▶ _Data for this task_
↓↓↓

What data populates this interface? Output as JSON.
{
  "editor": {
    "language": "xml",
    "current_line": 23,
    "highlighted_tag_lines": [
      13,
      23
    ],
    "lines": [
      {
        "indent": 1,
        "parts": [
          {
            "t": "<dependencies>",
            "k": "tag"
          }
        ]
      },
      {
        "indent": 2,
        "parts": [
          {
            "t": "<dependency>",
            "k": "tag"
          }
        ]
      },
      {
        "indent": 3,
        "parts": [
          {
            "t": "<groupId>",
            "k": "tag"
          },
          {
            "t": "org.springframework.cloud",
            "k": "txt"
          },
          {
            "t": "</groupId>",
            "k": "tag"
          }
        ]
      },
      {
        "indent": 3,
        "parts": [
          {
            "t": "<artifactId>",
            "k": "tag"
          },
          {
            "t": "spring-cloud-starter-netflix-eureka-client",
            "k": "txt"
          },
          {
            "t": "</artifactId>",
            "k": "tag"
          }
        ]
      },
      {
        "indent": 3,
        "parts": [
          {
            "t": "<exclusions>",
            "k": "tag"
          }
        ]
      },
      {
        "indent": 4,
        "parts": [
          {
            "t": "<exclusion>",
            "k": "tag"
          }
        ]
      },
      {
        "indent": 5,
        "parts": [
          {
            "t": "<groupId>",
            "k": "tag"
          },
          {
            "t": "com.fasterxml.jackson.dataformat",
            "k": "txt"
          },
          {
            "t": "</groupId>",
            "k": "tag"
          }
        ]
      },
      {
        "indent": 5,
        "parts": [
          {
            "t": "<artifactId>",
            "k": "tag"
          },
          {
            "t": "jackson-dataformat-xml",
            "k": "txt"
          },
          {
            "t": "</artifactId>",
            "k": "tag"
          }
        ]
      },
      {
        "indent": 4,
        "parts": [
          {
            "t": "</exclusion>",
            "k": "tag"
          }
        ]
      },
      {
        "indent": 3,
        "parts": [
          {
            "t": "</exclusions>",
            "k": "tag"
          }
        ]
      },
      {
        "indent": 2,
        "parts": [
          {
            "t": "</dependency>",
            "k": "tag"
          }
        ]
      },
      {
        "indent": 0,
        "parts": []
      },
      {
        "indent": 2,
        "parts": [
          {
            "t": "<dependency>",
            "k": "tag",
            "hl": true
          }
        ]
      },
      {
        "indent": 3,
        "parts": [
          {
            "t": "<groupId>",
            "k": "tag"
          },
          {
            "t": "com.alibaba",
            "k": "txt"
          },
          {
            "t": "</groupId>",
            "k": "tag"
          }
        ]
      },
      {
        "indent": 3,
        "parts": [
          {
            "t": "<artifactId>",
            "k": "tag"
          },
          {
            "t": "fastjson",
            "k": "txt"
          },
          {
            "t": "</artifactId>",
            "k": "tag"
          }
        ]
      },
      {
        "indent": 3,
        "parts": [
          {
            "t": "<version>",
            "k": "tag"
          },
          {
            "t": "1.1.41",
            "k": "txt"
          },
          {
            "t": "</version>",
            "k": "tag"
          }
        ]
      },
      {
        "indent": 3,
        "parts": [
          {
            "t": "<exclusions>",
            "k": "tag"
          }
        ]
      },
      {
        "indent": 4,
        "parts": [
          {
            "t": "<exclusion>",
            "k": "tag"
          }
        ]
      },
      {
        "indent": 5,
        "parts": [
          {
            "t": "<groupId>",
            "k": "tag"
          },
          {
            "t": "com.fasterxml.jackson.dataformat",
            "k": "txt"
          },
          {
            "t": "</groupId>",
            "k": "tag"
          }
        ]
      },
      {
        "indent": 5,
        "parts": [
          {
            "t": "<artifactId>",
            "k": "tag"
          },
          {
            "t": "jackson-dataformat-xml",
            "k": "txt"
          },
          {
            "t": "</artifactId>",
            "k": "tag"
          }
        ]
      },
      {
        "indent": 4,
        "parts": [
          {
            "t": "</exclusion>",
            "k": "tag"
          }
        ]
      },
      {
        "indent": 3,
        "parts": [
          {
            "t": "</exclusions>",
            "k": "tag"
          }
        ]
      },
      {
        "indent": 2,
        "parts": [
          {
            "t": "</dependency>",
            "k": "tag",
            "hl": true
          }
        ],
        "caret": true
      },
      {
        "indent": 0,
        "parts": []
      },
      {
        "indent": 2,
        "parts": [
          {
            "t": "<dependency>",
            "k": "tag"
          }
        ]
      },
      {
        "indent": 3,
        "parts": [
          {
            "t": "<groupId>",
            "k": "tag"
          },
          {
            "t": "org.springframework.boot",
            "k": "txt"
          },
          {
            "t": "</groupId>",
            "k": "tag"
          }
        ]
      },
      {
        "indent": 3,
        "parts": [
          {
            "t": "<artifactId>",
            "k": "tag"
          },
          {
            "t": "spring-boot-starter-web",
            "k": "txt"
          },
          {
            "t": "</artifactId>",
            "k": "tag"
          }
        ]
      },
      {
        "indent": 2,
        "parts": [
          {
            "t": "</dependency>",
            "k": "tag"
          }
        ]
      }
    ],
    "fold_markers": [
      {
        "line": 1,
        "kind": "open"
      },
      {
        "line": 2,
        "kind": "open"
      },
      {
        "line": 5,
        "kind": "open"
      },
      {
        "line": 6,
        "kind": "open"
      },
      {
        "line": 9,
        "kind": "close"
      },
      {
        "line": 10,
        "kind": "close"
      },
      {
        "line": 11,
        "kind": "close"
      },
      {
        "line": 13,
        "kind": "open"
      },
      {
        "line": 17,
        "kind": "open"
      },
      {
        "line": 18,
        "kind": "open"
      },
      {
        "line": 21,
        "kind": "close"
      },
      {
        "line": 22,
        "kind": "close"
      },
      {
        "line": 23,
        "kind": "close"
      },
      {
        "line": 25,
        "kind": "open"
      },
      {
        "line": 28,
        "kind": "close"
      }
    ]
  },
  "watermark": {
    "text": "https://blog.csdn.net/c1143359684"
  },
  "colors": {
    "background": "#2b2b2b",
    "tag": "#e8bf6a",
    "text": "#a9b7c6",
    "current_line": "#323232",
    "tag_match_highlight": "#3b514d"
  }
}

↑↑↑

▶ _Problem description_
Produce an exact copy of every entry above.

▶ _Complete answer_
What data populates this interface? Output as JSON.
{
  "editor": {
    "language": "xml",
    "current_line": 23,
    "highlighted_tag_lines": [
      13,
      23
    ],
    "lines": [
      {
        "indent": 1,
        "parts": [
          {
            "t": "<dependencies>",
            "k": "tag"
          }
        ]
      },
      {
        "indent": 2,
        "parts": [
          {
            "t": "<dependency>",
            "k": "tag"
          }
        ]
      },
      {
        "indent": 3,
        "parts": [
          {
            "t": "<groupId>",
            "k": "tag"
          },
          {
            "t": "org.springframework.cloud",
            "k": "txt"
          },
          {
            "t": "</groupId>",
            "k": "tag"
          }
        ]
      },
      {
        "indent": 3,
        "parts": [
          {
            "t": "<artifactId>",
            "k": "tag"
          },
          {
            "t": "spring-cloud-starter-netflix-eureka-client",
            "k": "txt"
          },
          {
            "t": "</artifactId>",
            "k": "tag"
          }
        ]
      },
      {
        "indent": 3,
        "parts": [
          {
            "t": "<exclusions>",
            "k": "tag"
          }
        ]
      },
      {
        "indent": 4,
        "parts": [
          {
            "t": "<exclusion>",
            "k": "tag"
          }
        ]
      },
      {
        "indent": 5,
        "parts": [
          {
            "t": "<groupId>",
            "k": "tag"
          },
          {
            "t": "com.fasterxml.jackson.dataformat",
            "k": "txt"
          },
          {
            "t": "</groupId>",
            "k": "tag"
          }
        ]
      },
      {
        "indent": 5,
        "parts": [
          {
            "t": "<artifactId>",
            "k": "tag"
          },
          {
            "t": "jackson-dataformat-xml",
            "k": "txt"
          },
          {
            "t": "</artifactId>",
            "k": "tag"
          }
        ]
      },
      {
        "indent": 4,
        "parts": [
          {
            "t": "</exclusion>",
            "k": "tag"
          }
        ]
      },
      {
        "indent": 3,
        "parts": [
          {
            "t": "</exclusions>",
            "k": "tag"
          }
        ]
      },
      {
        "indent": 2,
        "parts": [
          {
            "t": "</dependency>",
            "k": "tag"
          }
        ]
      },
      {
        "indent": 0,
        "parts": []
      },
      {
        "indent": 2,
        "parts": [
          {
            "t": "<dependency>",
            "k": "tag",
            "hl": true
          }
        ]
      },
      {
        "indent": 3,
        "parts": [
          {
            "t": "<groupId>",
            "k": "tag"
          },
          {
            "t": "com.alibaba",
            "k": "txt"
          },
          {
            "t": "</groupId>",
            "k": "tag"
          }
        ]
      },
      {
        "indent": 3,
        "parts": [
          {
            "t": "<artifactId>",
            "k": "tag"
          },
          {
            "t": "fastjson",
            "k": "txt"
          },
          {
            "t": "</artifactId>",
            "k": "tag"
          }
        ]
      },
      {
        "indent": 3,
        "parts": [
          {
            "t": "<version>",
            "k": "tag"
          },
          {
            "t": "1.1.41",
            "k": "txt"
          },
          {
            "t": "</version>",
            "k": "tag"
          }
        ]
      },
      {
        "indent": 3,
        "parts": [
          {
            "t": "<exclusions>",
            "k": "tag"
          }
        ]
      },
      {
        "indent": 4,
        "parts": [
          {
            "t": "<exclusion>",
            "k": "tag"
          }
        ]
      },
      {
        "indent": 5,
        "parts": [
          {
            "t": "<groupId>",
            "k": "tag"
          },
          {
            "t": "com.fasterxml.jackson.dataformat",
            "k": "txt"
          },
          {
            "t": "</groupId>",
            "k": "tag"
          }
        ]
      },
      {
        "indent": 5,
        "parts": [
          {
            "t": "<artifactId>",
            "k": "tag"
          },
          {
            "t": "jackson-dataformat-xml",
            "k": "txt"
          },
          {
            "t": "</artifactId>",
            "k": "tag"
          }
        ]
      },
      {
        "indent": 4,
        "parts": [
          {
            "t": "</exclusion>",
            "k": "tag"
          }
        ]
      },
      {
        "indent": 3,
        "parts": [
          {
            "t": "</exclusions>",
            "k": "tag"
          }
        ]
      },
      {
        "indent": 2,
        "parts": [
          {
            "t": "</dependency>",
            "k": "tag",
            "hl": true
          }
        ],
        "caret": true
      },
      {
        "indent": 0,
        "parts": []
      },
      {
        "indent": 2,
        "parts": [
          {
            "t": "<dependency>",
            "k": "tag"
          }
        ]
      },
      {
        "indent": 3,
        "parts": [
          {
            "t": "<groupId>",
            "k": "tag"
          },
          {
            "t": "org.springframework.boot",
            "k": "txt"
          },
          {
            "t": "</groupId>",
            "k": "tag"
          }
        ]
      },
      {
        "indent": 3,
        "parts": [
          {
            "t": "<artifactId>",
            "k": "tag"
          },
          {
            "t": "spring-boot-starter-web",
            "k": "txt"
          },
          {
            "t": "</artifactId>",
            "k": "tag"
          }
        ]
      },
      {
        "indent": 2,
        "parts": [
          {
            "t": "</dependency>",
            "k": "tag"
          }
        ]
      }
    ],
    "fold_markers": [
      {
        "line": 1,
        "kind": "open"
      },
      {
        "line": 2,
        "kind": "open"
      },
      {
        "line": 5,
        "kind": "open"
      },
      {
        "line": 6,
        "kind": "open"
      },
      {
        "line": 9,
        "kind": "close"
      },
      {
        "line": 10,
        "kind": "close"
      },
      {
        "line": 11,
        "kind": "close"
      },
      {
        "line": 13,
        "kind": "open"
      },
      {
        "line": 17,
        "kind": "open"
      },
      {
        "line": 18,
        "kind": "open"
      },
      {
        "line": 21,
        "kind": "close"
      },
      {
        "line": 22,
        "kind": "close"
      },
      {
        "line": 23,
        "kind": "close"
      },
      {
        "line": 25,
        "kind": "open"
      },
      {
        "line": 28,
        "kind": "close"
      }
    ]
  },
  "watermark": {
    "text": "https://blog.csdn.net/c1143359684"
  },
  "colors": {
    "background": "#2b2b2b",
    "tag": "#e8bf6a",
    "text": "#a9b7c6",
    "current_line": "#323232",
    "tag_match_highlight": "#3b514d"
  }
}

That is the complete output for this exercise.